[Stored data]
· · ·
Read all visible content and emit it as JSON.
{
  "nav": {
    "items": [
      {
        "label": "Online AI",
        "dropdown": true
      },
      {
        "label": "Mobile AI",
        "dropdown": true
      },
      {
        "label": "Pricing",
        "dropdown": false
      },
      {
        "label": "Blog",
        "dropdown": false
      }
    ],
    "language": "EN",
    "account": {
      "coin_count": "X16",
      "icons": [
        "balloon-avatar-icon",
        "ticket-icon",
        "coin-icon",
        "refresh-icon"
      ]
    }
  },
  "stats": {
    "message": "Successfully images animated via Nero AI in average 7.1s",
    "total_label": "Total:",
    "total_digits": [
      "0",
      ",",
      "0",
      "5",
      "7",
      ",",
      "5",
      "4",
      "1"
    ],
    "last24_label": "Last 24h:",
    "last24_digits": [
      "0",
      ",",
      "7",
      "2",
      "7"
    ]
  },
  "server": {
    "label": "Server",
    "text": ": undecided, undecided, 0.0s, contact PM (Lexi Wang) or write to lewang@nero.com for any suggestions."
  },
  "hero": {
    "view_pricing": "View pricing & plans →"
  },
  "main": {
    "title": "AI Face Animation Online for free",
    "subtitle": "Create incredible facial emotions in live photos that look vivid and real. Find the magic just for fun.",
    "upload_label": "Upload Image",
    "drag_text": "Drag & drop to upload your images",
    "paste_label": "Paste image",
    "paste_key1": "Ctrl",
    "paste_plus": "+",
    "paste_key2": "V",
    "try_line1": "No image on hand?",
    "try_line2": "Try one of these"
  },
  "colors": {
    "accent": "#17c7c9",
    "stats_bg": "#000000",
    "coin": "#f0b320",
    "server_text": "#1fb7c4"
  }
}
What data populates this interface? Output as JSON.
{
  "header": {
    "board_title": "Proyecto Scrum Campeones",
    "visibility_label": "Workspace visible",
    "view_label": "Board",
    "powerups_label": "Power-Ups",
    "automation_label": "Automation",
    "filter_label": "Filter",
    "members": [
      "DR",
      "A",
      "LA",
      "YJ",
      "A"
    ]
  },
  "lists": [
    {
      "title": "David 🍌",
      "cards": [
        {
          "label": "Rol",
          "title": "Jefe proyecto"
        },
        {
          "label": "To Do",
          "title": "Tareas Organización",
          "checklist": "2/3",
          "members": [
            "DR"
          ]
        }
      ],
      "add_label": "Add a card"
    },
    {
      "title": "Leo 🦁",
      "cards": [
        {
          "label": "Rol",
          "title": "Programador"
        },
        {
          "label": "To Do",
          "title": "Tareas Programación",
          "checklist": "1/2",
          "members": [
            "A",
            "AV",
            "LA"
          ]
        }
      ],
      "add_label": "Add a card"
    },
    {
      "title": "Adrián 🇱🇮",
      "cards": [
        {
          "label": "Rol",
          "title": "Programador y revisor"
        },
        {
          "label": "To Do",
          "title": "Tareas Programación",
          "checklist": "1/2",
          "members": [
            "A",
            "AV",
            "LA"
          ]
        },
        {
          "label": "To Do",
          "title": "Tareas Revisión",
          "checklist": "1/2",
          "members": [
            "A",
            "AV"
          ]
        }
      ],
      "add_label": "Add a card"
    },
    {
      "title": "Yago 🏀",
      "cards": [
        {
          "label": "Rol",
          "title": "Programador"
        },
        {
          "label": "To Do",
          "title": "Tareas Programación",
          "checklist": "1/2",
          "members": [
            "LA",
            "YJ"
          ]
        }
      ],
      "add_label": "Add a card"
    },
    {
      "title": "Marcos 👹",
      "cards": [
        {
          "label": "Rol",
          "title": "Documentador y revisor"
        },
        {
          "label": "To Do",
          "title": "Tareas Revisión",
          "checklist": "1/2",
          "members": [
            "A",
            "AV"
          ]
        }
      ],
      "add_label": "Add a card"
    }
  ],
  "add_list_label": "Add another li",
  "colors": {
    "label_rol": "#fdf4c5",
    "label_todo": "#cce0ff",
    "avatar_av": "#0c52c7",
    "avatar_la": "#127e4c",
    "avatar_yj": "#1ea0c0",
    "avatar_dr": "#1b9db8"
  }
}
· · ·
- **Stated exercise**
Copy each line above containing the string "images".

- **Solution for this problem**
    "message": "Successfully images animated via Nero AI in average 7.1s",
    "drag_text": "Drag & drop to upload your images",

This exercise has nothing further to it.